## [Stored data]
--------

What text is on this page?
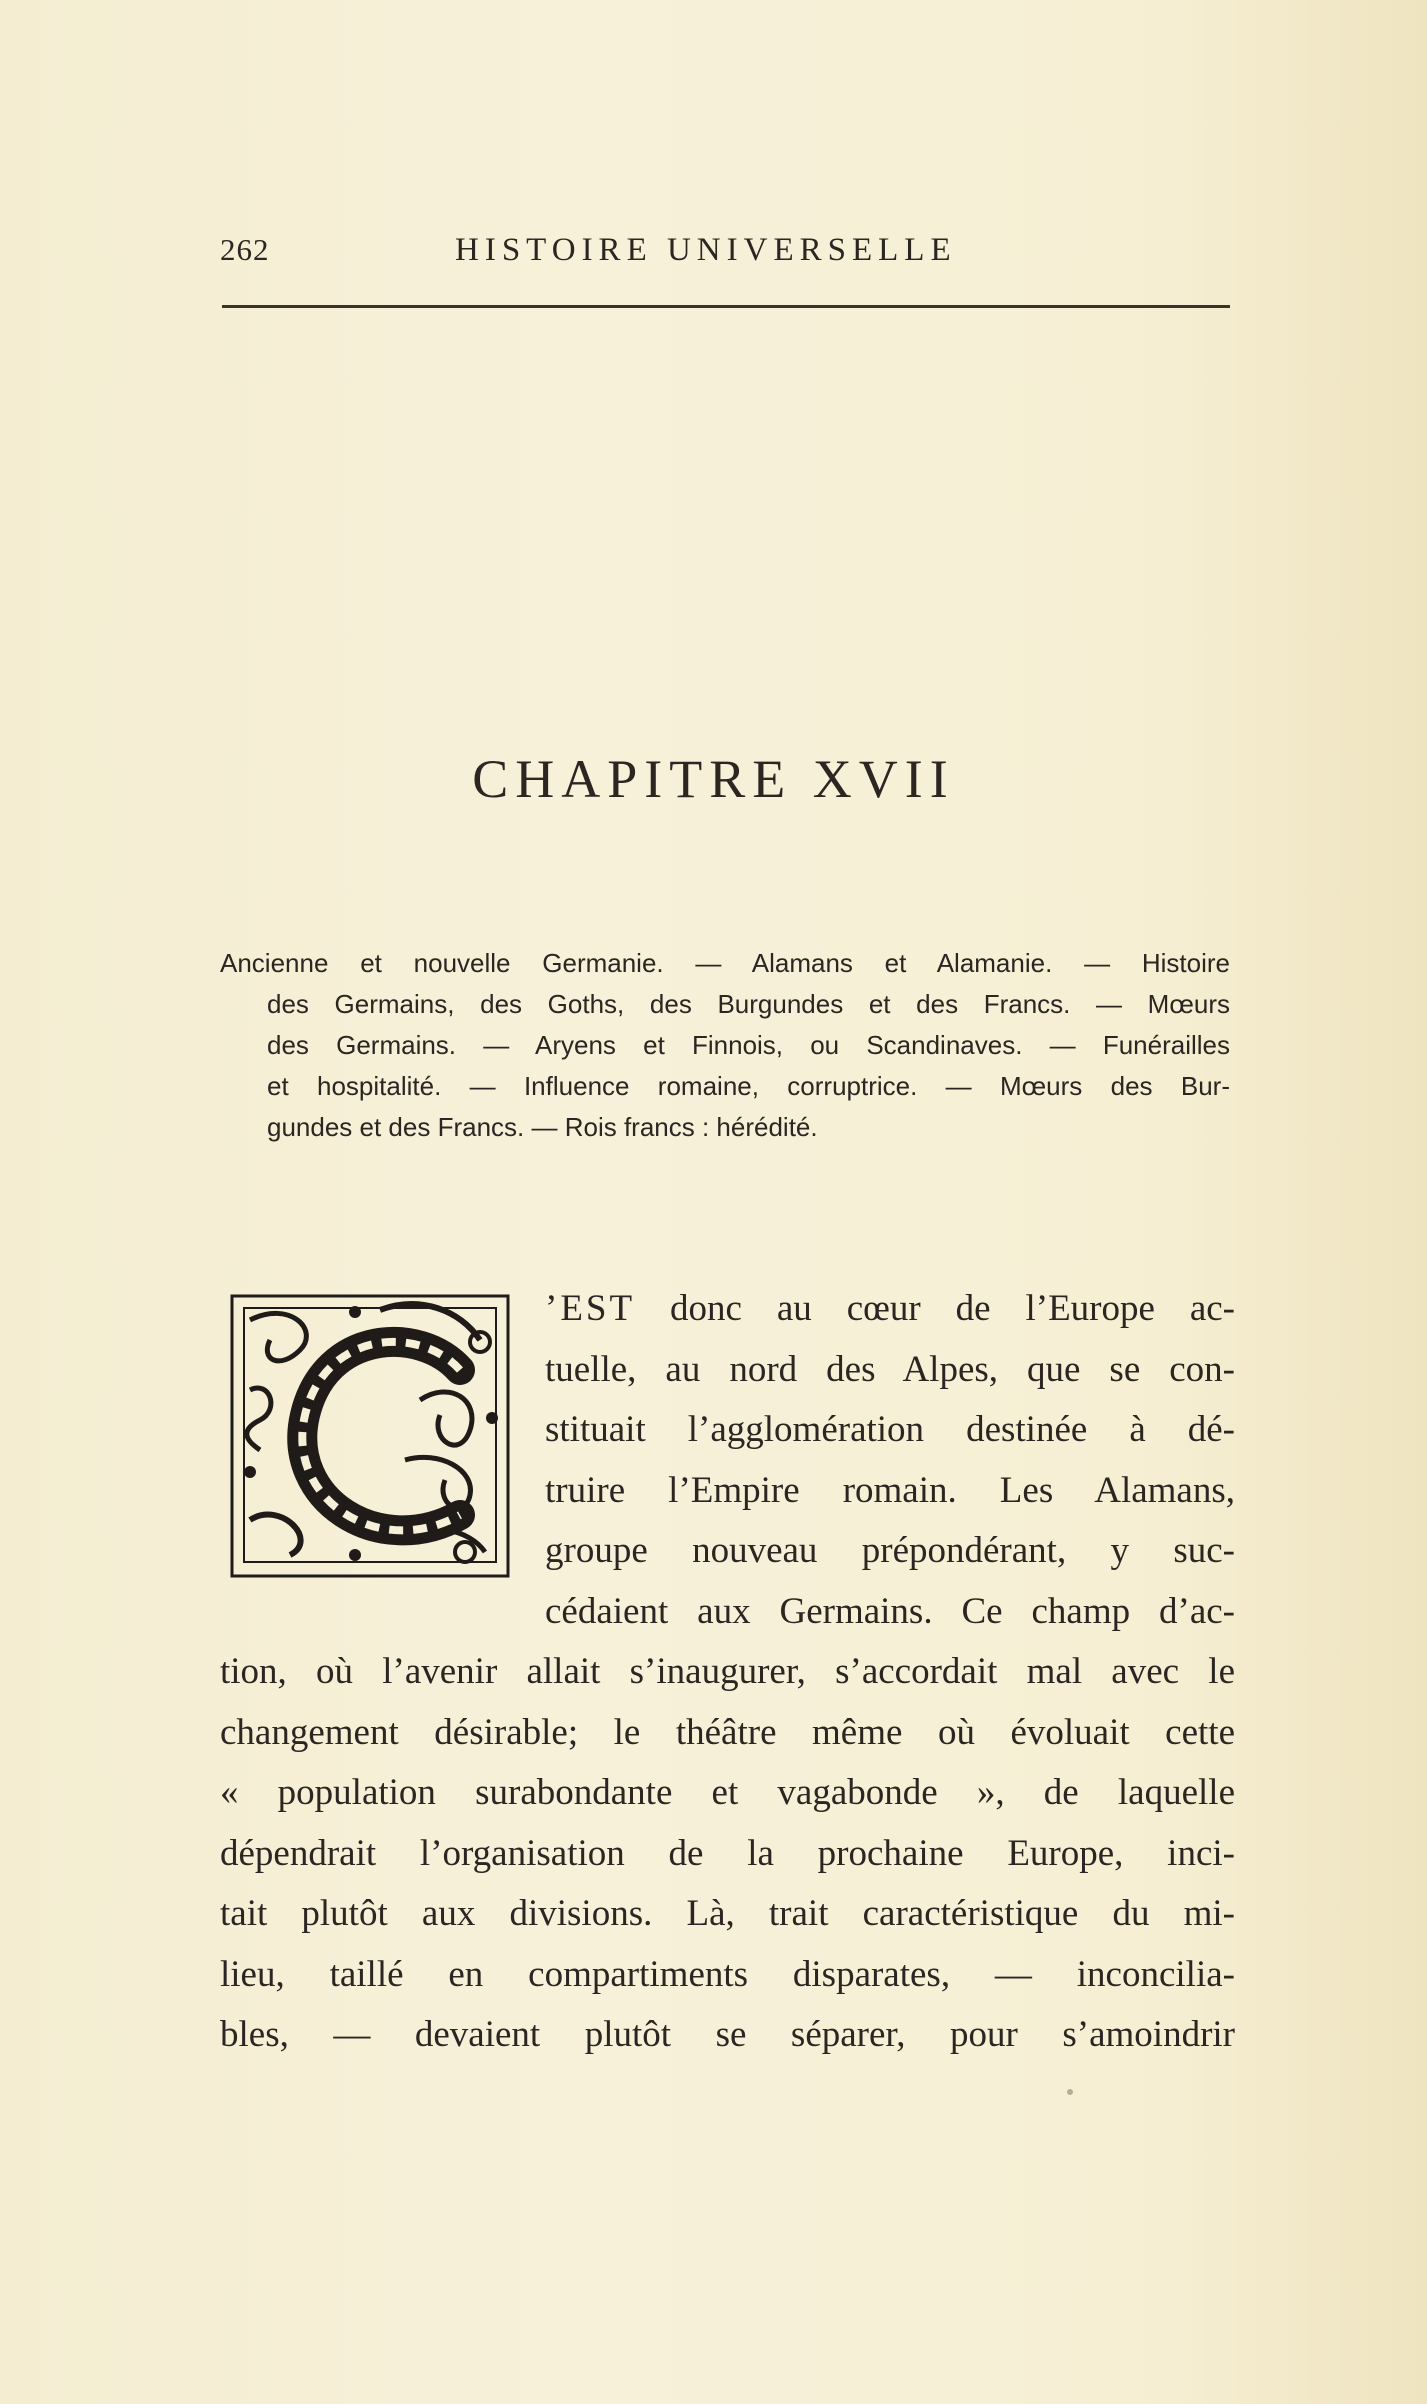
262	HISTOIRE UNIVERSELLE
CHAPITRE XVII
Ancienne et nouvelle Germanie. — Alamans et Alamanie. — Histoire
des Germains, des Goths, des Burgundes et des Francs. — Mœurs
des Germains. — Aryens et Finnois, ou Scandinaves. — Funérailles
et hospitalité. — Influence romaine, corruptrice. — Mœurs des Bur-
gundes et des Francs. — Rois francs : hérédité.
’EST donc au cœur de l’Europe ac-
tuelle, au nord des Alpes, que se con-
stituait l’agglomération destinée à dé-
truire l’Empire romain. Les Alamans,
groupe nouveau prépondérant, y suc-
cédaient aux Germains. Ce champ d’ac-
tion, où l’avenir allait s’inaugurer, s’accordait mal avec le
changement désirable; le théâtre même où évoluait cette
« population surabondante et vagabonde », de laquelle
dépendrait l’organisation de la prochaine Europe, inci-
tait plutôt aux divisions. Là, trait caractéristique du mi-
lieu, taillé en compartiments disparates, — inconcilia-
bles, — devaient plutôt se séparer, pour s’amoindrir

--------

## [TO BE DONE]
Every entry above needs to be retyped exactly; drop the pictures.

## [FULL ANSWER]
What text is on this page?
262	HISTOIRE UNIVERSELLE
CHAPITRE XVII
Ancienne et nouvelle Germanie. — Alamans et Alamanie. — Histoire
des Germains, des Goths, des Burgundes et des Francs. — Mœurs
des Germains. — Aryens et Finnois, ou Scandinaves. — Funérailles
et hospitalité. — Influence romaine, corruptrice. — Mœurs des Bur-
gundes et des Francs. — Rois francs : hérédité.
’EST donc au cœur de l’Europe ac-
tuelle, au nord des Alpes, que se con-
stituait l’agglomération destinée à dé-
truire l’Empire romain. Les Alamans,
groupe nouveau prépondérant, y suc-
cédaient aux Germains. Ce champ d’ac-
tion, où l’avenir allait s’inaugurer, s’accordait mal avec le
changement désirable; le théâtre même où évoluait cette
« population surabondante et vagabonde », de laquelle
dépendrait l’organisation de la prochaine Europe, inci-
tait plutôt aux divisions. Là, trait caractéristique du mi-
lieu, taillé en compartiments disparates, — inconcilia-
bles, — devaient plutôt se séparer, pour s’amoindrir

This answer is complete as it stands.